### Aim
Below are some entries. Copy each line that holds the string "PENGELUARAN".

### Available records

(begin)

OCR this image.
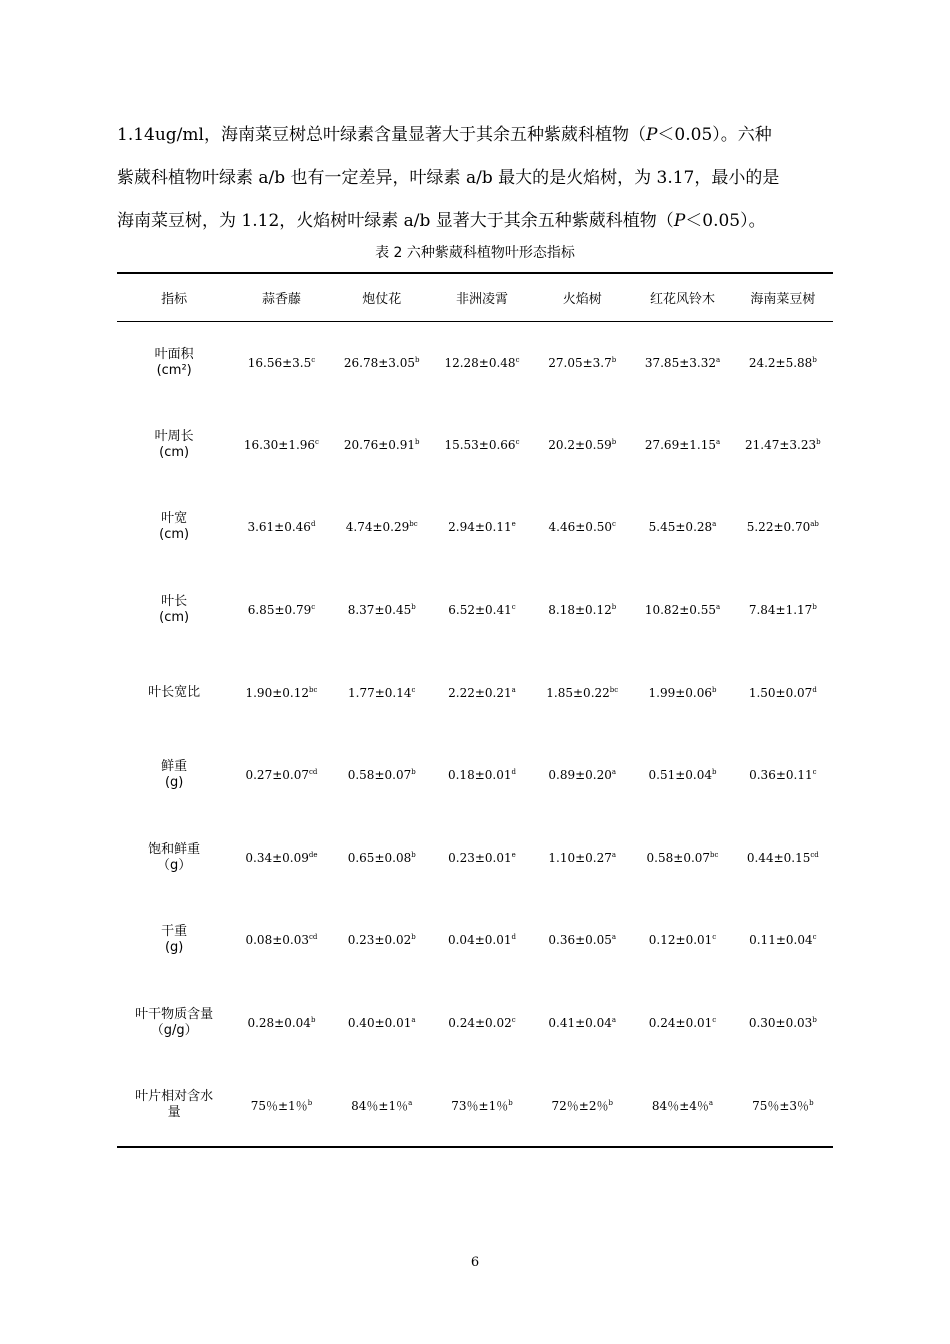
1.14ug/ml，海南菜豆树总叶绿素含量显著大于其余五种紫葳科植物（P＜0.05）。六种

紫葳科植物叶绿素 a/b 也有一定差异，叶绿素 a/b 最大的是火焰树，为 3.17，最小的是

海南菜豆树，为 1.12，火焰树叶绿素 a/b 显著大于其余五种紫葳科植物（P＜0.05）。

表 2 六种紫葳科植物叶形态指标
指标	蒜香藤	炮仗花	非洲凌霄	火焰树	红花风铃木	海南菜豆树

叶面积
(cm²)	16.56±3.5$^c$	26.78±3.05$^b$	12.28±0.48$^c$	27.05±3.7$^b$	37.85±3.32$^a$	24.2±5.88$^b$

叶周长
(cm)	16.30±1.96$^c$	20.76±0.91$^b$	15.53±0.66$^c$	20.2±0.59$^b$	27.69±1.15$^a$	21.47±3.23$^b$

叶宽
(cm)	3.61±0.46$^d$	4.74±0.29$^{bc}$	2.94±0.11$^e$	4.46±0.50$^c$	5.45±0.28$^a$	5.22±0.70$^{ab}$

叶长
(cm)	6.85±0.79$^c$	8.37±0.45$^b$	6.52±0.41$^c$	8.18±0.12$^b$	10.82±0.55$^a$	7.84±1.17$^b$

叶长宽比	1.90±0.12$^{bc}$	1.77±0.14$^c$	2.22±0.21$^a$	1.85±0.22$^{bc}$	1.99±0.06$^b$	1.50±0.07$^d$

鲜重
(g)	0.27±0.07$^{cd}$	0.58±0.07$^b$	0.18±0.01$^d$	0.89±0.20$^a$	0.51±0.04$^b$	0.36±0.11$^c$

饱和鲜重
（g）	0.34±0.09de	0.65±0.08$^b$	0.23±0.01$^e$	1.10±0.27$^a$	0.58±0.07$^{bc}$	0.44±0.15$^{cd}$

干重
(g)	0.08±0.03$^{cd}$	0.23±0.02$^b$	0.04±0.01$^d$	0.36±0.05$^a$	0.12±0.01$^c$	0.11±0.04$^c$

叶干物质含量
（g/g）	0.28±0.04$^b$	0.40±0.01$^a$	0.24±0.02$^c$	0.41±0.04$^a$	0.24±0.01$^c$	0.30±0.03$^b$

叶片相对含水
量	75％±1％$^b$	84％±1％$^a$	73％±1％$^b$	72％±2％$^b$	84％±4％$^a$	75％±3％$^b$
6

(end)
(begin)

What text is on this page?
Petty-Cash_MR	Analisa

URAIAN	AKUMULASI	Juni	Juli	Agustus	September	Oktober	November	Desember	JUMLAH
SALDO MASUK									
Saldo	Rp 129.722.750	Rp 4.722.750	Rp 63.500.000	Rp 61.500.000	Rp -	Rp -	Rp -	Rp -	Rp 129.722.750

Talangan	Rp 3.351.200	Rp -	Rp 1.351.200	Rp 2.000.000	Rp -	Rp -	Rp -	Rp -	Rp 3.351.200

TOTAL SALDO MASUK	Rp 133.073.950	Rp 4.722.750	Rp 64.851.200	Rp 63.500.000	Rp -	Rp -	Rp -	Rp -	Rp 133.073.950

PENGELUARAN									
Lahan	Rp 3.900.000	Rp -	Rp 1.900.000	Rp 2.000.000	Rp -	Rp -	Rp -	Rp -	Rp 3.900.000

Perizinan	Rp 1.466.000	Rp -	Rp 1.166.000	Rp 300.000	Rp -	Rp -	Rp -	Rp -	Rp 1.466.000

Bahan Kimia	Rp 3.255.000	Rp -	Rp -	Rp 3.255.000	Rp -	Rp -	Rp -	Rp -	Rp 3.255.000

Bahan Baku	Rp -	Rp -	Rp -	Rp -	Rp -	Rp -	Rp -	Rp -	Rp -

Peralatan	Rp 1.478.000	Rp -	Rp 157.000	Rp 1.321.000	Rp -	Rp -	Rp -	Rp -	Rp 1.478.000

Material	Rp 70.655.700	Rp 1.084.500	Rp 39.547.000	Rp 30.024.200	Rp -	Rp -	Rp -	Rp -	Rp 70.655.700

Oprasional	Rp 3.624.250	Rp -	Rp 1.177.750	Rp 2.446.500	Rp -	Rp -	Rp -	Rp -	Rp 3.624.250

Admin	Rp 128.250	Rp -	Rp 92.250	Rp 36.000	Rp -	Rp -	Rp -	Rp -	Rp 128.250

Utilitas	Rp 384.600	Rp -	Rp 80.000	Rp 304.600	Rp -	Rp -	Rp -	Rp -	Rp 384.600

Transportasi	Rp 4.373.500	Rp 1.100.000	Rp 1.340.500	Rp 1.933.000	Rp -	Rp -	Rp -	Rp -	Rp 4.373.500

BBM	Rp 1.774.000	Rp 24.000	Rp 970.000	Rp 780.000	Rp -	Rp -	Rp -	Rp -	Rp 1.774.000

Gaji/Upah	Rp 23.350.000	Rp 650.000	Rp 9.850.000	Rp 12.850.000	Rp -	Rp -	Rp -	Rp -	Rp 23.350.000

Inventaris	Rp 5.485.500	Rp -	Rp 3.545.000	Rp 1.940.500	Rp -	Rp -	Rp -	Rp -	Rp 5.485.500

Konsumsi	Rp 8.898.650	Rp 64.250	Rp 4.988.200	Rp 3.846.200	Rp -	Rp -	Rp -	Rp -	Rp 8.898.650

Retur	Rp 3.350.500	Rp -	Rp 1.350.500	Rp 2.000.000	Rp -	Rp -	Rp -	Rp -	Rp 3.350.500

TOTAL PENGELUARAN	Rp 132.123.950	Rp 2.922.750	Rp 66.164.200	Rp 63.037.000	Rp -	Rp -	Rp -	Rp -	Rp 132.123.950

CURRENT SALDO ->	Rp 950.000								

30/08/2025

(end)

### Exercise output
PENGELUARAN									
TOTAL PENGELUARAN	Rp 132.123.950	Rp 2.922.750	Rp 66.164.200	Rp 63.037.000	Rp -	Rp -	Rp -	Rp -	Rp 132.123.950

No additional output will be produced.